[Recorded data]
┌──

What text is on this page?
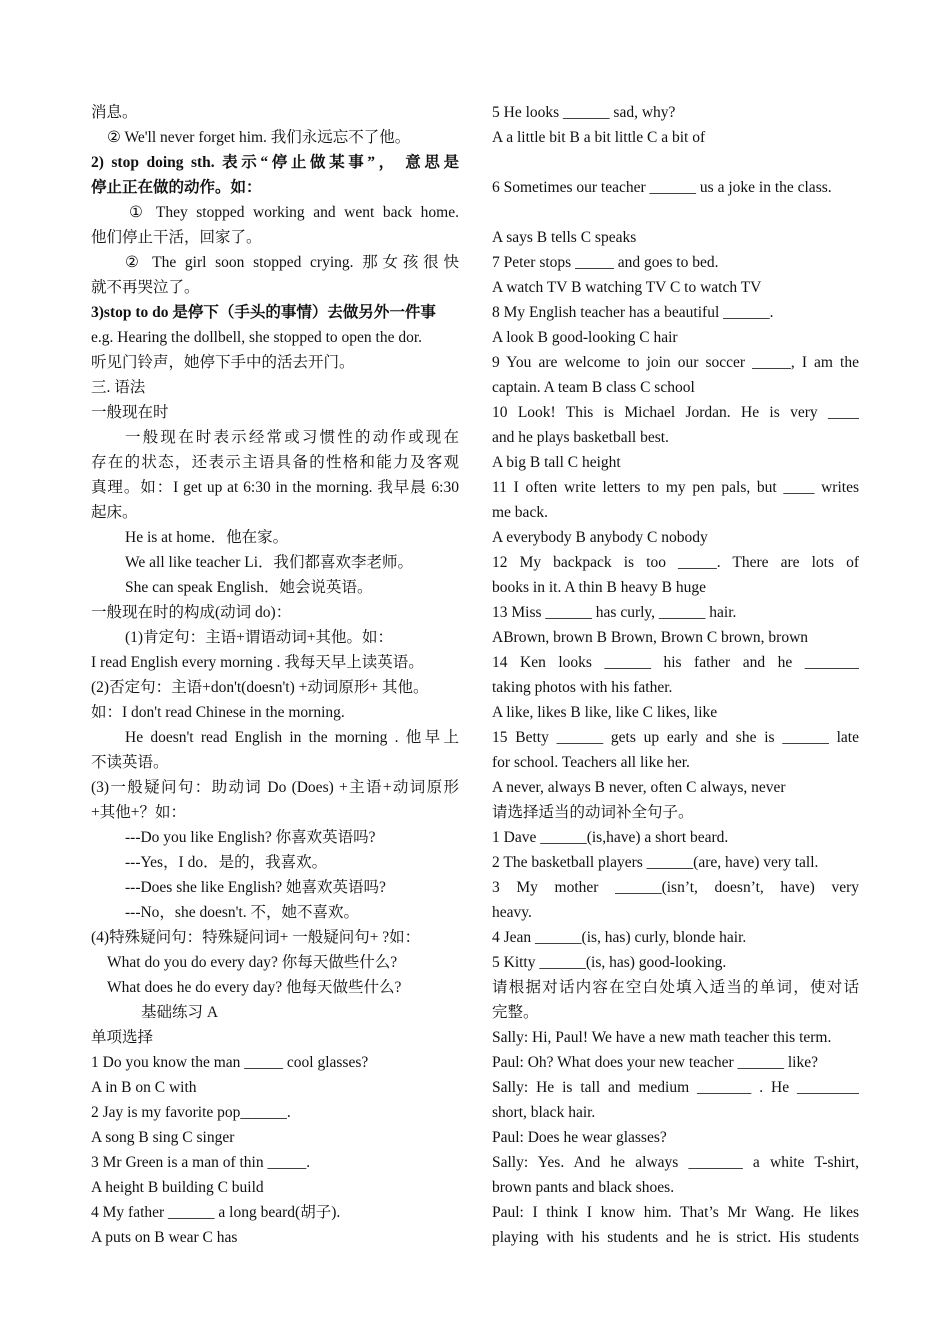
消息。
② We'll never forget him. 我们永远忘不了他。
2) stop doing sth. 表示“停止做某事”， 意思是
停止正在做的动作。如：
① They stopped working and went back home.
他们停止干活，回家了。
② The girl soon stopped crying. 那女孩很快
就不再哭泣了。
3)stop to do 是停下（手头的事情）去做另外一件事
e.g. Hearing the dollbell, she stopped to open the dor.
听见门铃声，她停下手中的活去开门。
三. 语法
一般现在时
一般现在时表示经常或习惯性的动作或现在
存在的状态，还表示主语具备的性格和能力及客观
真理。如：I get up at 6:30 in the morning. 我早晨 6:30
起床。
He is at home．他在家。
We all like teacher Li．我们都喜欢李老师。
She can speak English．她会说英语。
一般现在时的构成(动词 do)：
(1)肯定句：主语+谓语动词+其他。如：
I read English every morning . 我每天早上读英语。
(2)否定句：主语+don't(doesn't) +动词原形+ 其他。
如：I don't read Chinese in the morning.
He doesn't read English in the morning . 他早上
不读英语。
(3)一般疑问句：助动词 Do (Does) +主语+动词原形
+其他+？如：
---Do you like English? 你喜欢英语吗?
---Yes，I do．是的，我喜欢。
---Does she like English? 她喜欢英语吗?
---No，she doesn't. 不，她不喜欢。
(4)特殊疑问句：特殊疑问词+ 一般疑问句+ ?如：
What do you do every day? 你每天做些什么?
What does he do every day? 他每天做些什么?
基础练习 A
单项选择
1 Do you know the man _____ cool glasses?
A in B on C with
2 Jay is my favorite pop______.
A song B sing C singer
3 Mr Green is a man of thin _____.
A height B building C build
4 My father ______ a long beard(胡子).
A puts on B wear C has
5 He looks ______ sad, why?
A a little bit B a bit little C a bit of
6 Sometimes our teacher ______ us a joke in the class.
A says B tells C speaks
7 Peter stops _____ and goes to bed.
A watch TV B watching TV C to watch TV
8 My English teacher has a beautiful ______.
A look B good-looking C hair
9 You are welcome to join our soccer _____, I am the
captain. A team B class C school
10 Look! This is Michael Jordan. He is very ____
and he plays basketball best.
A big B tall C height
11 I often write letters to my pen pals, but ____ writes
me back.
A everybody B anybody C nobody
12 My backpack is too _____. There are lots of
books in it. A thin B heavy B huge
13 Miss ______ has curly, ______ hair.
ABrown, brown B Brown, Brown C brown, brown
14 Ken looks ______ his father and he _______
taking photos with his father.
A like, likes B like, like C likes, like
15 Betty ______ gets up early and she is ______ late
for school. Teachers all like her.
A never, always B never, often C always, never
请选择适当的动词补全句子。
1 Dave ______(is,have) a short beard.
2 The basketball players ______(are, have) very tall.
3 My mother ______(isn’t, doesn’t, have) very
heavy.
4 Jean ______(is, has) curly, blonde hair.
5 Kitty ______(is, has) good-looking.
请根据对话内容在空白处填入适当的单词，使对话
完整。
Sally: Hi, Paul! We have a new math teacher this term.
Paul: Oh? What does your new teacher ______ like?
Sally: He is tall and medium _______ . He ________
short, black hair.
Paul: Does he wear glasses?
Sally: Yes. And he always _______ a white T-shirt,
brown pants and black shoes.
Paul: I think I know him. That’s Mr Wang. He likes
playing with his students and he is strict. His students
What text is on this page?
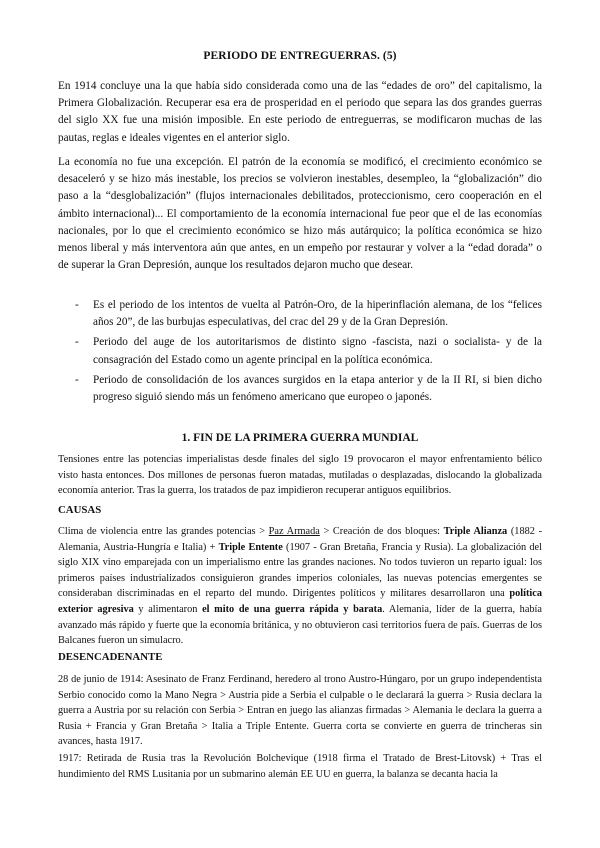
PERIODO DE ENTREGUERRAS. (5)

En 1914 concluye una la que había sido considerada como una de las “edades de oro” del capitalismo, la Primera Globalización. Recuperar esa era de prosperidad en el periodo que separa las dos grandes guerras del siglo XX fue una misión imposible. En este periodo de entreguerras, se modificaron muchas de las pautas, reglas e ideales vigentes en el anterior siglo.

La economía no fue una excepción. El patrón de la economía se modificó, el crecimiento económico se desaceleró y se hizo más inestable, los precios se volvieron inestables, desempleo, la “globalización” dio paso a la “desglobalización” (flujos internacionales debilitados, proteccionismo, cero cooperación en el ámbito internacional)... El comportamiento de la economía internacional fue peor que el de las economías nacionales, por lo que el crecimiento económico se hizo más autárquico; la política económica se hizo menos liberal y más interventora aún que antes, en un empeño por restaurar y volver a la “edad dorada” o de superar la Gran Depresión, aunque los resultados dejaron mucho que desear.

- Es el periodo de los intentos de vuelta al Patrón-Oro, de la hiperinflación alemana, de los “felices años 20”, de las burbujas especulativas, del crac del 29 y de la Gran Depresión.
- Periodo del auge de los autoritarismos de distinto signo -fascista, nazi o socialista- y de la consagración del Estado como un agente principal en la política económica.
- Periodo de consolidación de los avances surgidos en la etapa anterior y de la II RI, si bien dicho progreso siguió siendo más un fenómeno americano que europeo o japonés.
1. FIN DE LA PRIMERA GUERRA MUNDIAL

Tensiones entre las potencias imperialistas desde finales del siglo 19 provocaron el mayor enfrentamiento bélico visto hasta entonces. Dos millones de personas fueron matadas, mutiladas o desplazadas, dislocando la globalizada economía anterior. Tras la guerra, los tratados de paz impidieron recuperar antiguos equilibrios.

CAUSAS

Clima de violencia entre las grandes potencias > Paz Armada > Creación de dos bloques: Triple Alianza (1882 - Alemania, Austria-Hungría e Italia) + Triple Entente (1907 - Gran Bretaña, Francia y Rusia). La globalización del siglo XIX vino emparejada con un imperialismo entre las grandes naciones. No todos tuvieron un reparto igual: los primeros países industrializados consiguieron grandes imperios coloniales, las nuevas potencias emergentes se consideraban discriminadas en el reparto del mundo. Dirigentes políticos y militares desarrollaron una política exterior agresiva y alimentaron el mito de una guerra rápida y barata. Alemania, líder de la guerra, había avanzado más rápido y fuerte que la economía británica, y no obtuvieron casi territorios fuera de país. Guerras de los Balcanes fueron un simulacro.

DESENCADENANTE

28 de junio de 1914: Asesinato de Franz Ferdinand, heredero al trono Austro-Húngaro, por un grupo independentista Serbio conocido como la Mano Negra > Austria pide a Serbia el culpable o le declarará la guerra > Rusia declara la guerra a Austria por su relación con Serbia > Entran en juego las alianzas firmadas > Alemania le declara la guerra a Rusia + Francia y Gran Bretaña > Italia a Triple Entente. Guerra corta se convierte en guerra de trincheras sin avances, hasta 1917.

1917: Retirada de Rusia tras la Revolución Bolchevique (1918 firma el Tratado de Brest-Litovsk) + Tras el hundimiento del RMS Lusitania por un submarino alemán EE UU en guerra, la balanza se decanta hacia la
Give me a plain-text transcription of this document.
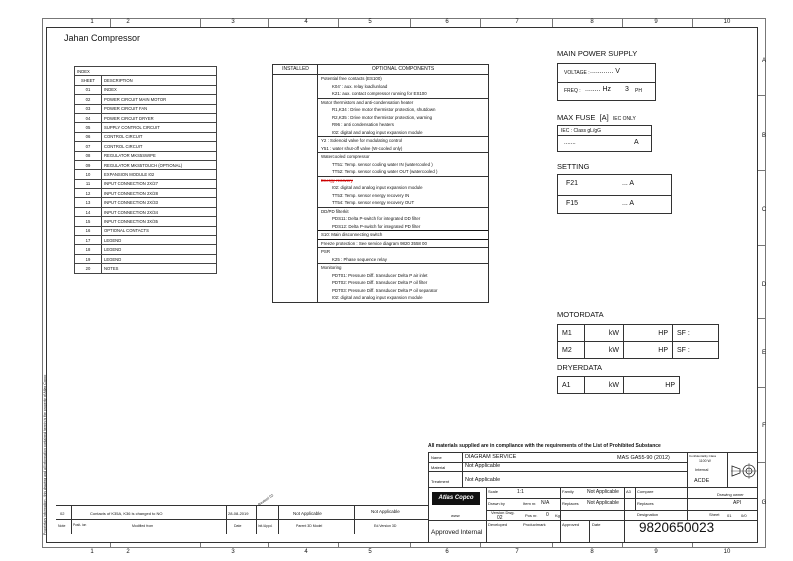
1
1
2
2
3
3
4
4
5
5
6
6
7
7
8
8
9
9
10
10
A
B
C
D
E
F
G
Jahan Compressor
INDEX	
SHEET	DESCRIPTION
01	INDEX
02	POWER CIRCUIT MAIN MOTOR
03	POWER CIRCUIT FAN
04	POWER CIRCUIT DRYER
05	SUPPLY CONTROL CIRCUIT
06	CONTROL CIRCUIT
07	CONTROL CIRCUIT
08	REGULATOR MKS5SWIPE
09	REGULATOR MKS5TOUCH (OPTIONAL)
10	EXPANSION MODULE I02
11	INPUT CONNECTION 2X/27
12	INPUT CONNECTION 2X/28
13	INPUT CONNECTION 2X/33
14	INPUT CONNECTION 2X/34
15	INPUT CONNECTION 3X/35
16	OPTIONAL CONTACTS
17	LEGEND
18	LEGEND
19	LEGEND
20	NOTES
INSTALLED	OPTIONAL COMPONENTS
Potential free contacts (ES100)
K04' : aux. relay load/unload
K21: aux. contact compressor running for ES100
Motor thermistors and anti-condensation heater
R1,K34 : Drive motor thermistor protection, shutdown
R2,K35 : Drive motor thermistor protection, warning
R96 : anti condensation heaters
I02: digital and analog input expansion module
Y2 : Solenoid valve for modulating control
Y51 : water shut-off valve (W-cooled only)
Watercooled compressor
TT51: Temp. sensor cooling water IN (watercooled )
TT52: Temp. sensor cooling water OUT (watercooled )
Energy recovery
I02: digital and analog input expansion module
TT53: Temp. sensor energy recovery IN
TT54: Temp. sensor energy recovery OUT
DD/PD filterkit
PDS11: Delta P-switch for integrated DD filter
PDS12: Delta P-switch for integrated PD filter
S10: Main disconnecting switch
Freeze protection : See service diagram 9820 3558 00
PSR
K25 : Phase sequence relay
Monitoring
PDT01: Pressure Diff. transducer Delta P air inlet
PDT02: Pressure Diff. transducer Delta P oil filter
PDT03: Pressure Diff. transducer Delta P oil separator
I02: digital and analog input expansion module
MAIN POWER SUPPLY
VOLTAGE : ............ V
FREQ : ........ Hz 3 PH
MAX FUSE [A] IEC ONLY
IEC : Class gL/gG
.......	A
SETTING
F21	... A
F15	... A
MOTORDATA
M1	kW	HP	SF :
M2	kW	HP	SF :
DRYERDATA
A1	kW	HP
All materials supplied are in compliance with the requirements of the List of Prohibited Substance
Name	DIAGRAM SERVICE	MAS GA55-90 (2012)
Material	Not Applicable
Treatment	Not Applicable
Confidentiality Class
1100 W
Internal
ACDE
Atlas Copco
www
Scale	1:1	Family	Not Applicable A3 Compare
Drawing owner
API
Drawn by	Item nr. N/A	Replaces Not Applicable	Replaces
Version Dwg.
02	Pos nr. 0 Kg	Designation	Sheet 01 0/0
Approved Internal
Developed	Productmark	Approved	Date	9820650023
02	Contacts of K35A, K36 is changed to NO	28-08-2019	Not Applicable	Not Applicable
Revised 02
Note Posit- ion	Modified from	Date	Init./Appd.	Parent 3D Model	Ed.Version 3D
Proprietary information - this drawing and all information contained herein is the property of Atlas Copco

└──

> _Challenge_
Find every line of the data that holds the string "一般疑问句", then say how many there are and nothing else.

> _The completed task_
2